* [AIM] Transcribe all of the material exactly.

***

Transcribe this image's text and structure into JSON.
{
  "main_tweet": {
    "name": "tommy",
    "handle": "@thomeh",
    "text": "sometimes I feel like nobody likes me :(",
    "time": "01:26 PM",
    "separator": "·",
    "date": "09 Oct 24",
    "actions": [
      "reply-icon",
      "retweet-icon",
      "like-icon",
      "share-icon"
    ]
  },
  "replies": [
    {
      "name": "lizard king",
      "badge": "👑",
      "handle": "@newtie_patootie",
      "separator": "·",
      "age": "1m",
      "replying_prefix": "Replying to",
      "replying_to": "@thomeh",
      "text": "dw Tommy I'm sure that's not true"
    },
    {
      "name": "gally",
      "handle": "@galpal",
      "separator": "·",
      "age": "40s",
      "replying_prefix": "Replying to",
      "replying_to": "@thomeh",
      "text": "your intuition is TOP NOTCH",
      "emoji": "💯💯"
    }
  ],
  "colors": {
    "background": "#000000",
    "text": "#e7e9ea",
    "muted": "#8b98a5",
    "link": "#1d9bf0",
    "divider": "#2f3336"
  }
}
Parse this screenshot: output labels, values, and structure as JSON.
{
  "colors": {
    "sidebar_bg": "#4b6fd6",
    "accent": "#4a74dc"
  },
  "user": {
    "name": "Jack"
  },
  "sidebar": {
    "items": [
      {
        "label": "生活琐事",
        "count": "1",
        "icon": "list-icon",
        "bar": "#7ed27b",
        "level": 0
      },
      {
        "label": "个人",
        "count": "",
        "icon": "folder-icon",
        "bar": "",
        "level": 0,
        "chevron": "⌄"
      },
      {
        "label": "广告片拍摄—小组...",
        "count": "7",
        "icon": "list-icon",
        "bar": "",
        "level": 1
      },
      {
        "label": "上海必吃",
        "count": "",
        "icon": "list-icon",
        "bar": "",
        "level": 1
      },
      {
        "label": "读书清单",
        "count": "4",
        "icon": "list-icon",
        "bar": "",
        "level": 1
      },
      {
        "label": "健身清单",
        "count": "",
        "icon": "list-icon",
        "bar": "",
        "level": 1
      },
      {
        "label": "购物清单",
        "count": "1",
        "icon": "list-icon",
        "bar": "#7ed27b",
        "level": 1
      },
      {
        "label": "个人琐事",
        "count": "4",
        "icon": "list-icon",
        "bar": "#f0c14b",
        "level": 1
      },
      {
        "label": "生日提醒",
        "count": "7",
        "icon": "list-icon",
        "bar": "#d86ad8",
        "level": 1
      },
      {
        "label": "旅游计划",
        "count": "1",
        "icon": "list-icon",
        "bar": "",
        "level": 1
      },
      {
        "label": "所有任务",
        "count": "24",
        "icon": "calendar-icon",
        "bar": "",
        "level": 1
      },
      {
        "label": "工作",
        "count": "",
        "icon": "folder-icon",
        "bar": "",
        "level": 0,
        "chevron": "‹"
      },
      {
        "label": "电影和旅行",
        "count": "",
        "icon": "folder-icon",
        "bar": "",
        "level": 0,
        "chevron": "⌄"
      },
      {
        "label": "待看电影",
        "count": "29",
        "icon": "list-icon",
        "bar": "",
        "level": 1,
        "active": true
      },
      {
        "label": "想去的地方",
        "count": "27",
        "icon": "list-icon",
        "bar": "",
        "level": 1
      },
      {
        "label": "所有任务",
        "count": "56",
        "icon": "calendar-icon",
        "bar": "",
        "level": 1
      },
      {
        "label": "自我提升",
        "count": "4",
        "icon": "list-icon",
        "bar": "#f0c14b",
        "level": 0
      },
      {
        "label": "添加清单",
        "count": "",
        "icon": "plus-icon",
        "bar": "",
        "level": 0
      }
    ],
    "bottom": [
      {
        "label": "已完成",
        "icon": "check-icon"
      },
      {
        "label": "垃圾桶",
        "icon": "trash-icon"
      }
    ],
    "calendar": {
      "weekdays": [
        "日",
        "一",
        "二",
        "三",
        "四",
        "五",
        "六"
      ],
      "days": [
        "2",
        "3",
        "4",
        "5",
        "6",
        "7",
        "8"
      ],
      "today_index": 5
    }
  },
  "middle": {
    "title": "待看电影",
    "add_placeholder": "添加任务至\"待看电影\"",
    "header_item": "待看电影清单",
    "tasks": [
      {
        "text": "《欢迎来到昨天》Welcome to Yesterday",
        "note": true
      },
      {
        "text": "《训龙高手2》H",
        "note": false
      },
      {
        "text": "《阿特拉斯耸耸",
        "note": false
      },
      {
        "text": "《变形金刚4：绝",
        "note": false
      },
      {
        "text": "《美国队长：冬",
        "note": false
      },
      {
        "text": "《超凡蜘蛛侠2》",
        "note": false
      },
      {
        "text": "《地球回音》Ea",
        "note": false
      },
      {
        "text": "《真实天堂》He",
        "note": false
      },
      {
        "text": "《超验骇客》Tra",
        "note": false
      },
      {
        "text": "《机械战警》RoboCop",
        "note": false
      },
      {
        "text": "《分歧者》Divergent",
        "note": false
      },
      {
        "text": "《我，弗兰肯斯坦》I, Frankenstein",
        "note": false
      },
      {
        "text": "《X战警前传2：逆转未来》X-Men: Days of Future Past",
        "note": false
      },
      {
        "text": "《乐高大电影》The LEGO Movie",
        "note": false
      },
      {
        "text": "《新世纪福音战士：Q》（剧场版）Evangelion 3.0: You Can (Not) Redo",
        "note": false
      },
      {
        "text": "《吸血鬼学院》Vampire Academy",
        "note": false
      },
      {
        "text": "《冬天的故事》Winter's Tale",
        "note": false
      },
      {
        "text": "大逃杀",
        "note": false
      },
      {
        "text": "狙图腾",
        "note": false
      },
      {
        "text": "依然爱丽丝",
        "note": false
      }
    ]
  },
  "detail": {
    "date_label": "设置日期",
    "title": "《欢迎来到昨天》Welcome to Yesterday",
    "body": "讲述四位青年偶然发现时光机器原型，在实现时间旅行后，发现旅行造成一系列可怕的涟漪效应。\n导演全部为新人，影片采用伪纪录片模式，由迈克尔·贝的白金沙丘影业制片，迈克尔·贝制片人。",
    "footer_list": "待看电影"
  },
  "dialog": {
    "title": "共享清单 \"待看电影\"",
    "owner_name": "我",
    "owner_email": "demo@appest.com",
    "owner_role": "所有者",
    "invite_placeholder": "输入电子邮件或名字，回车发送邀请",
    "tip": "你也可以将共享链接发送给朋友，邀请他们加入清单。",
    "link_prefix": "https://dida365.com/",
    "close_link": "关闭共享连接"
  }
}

***

* [FINISHED EXERCISE]
Transcribe this image's text and structure into JSON.
{
  "main_tweet": {
    "name": "tommy",
    "handle": "@thomeh",
    "text": "sometimes I feel like nobody likes me :(",
    "time": "01:26 PM",
    "separator": "·",
    "date": "09 Oct 24",
    "actions": [
      "reply-icon",
      "retweet-icon",
      "like-icon",
      "share-icon"
    ]
  },
  "replies": [
    {
      "name": "lizard king",
      "badge": "👑",
      "handle": "@newtie_patootie",
      "separator": "·",
      "age": "1m",
      "replying_prefix": "Replying to",
      "replying_to": "@thomeh",
      "text": "dw Tommy I'm sure that's not true"
    },
    {
      "name": "gally",
      "handle": "@galpal",
      "separator": "·",
      "age": "40s",
      "replying_prefix": "Replying to",
      "replying_to": "@thomeh",
      "text": "your intuition is TOP NOTCH",
      "emoji": "💯💯"
    }
  ],
  "colors": {
    "background": "#000000",
    "text": "#e7e9ea",
    "muted": "#8b98a5",
    "link": "#1d9bf0",
    "divider": "#2f3336"
  }
}
Parse this screenshot: output labels, values, and structure as JSON.
{
  "colors": {
    "sidebar_bg": "#4b6fd6",
    "accent": "#4a74dc"
  },
  "user": {
    "name": "Jack"
  },
  "sidebar": {
    "items": [
      {
        "label": "生活琐事",
        "count": "1",
        "icon": "list-icon",
        "bar": "#7ed27b",
        "level": 0
      },
      {
        "label": "个人",
        "count": "",
        "icon": "folder-icon",
        "bar": "",
        "level": 0,
        "chevron": "⌄"
      },
      {
        "label": "广告片拍摄—小组...",
        "count": "7",
        "icon": "list-icon",
        "bar": "",
        "level": 1
      },
      {
        "label": "上海必吃",
        "count": "",
        "icon": "list-icon",
        "bar": "",
        "level": 1
      },
      {
        "label": "读书清单",
        "count": "4",
        "icon": "list-icon",
        "bar": "",
        "level": 1
      },
      {
        "label": "健身清单",
        "count": "",
        "icon": "list-icon",
        "bar": "",
        "level": 1
      },
      {
        "label": "购物清单",
        "count": "1",
        "icon": "list-icon",
        "bar": "#7ed27b",
        "level": 1
      },
      {
        "label": "个人琐事",
        "count": "4",
        "icon": "list-icon",
        "bar": "#f0c14b",
        "level": 1
      },
      {
        "label": "生日提醒",
        "count": "7",
        "icon": "list-icon",
        "bar": "#d86ad8",
        "level": 1
      },
      {
        "label": "旅游计划",
        "count": "1",
        "icon": "list-icon",
        "bar": "",
        "level": 1
      },
      {
        "label": "所有任务",
        "count": "24",
        "icon": "calendar-icon",
        "bar": "",
        "level": 1
      },
      {
        "label": "工作",
        "count": "",
        "icon": "folder-icon",
        "bar": "",
        "level": 0,
        "chevron": "‹"
      },
      {
        "label": "电影和旅行",
        "count": "",
        "icon": "folder-icon",
        "bar": "",
        "level": 0,
        "chevron": "⌄"
      },
      {
        "label": "待看电影",
        "count": "29",
        "icon": "list-icon",
        "bar": "",
        "level": 1,
        "active": true
      },
      {
        "label": "想去的地方",
        "count": "27",
        "icon": "list-icon",
        "bar": "",
        "level": 1
      },
      {
        "label": "所有任务",
        "count": "56",
        "icon": "calendar-icon",
        "bar": "",
        "level": 1
      },
      {
        "label": "自我提升",
        "count": "4",
        "icon": "list-icon",
        "bar": "#f0c14b",
        "level": 0
      },
      {
        "label": "添加清单",
        "count": "",
        "icon": "plus-icon",
        "bar": "",
        "level": 0
      }
    ],
    "bottom": [
      {
        "label": "已完成",
        "icon": "check-icon"
      },
      {
        "label": "垃圾桶",
        "icon": "trash-icon"
      }
    ],
    "calendar": {
      "weekdays": [
        "日",
        "一",
        "二",
        "三",
        "四",
        "五",
        "六"
      ],
      "days": [
        "2",
        "3",
        "4",
        "5",
        "6",
        "7",
        "8"
      ],
      "today_index": 5
    }
  },
  "middle": {
    "title": "待看电影",
    "add_placeholder": "添加任务至\"待看电影\"",
    "header_item": "待看电影清单",
    "tasks": [
      {
        "text": "《欢迎来到昨天》Welcome to Yesterday",
        "note": true
      },
      {
        "text": "《训龙高手2》H",
        "note": false
      },
      {
        "text": "《阿特拉斯耸耸",
        "note": false
      },
      {
        "text": "《变形金刚4：绝",
        "note": false
      },
      {
        "text": "《美国队长：冬",
        "note": false
      },
      {
        "text": "《超凡蜘蛛侠2》",
        "note": false
      },
      {
        "text": "《地球回音》Ea",
        "note": false
      },
      {
        "text": "《真实天堂》He",
        "note": false
      },
      {
        "text": "《超验骇客》Tra",
        "note": false
      },
      {
        "text": "《机械战警》RoboCop",
        "note": false
      },
      {
        "text": "《分歧者》Divergent",
        "note": false
      },
      {
        "text": "《我，弗兰肯斯坦》I, Frankenstein",
        "note": false
      },
      {
        "text": "《X战警前传2：逆转未来》X-Men: Days of Future Past",
        "note": false
      },
      {
        "text": "《乐高大电影》The LEGO Movie",
        "note": false
      },
      {
        "text": "《新世纪福音战士：Q》（剧场版）Evangelion 3.0: You Can (Not) Redo",
        "note": false
      },
      {
        "text": "《吸血鬼学院》Vampire Academy",
        "note": false
      },
      {
        "text": "《冬天的故事》Winter's Tale",
        "note": false
      },
      {
        "text": "大逃杀",
        "note": false
      },
      {
        "text": "狙图腾",
        "note": false
      },
      {
        "text": "依然爱丽丝",
        "note": false
      }
    ]
  },
  "detail": {
    "date_label": "设置日期",
    "title": "《欢迎来到昨天》Welcome to Yesterday",
    "body": "讲述四位青年偶然发现时光机器原型，在实现时间旅行后，发现旅行造成一系列可怕的涟漪效应。\n导演全部为新人，影片采用伪纪录片模式，由迈克尔·贝的白金沙丘影业制片，迈克尔·贝制片人。",
    "footer_list": "待看电影"
  },
  "dialog": {
    "title": "共享清单 \"待看电影\"",
    "owner_name": "我",
    "owner_email": "demo@appest.com",
    "owner_role": "所有者",
    "invite_placeholder": "输入电子邮件或名字，回车发送邀请",
    "tip": "你也可以将共享链接发送给朋友，邀请他们加入清单。",
    "link_prefix": "https://dida365.com/",
    "close_link": "关闭共享连接"
  }
}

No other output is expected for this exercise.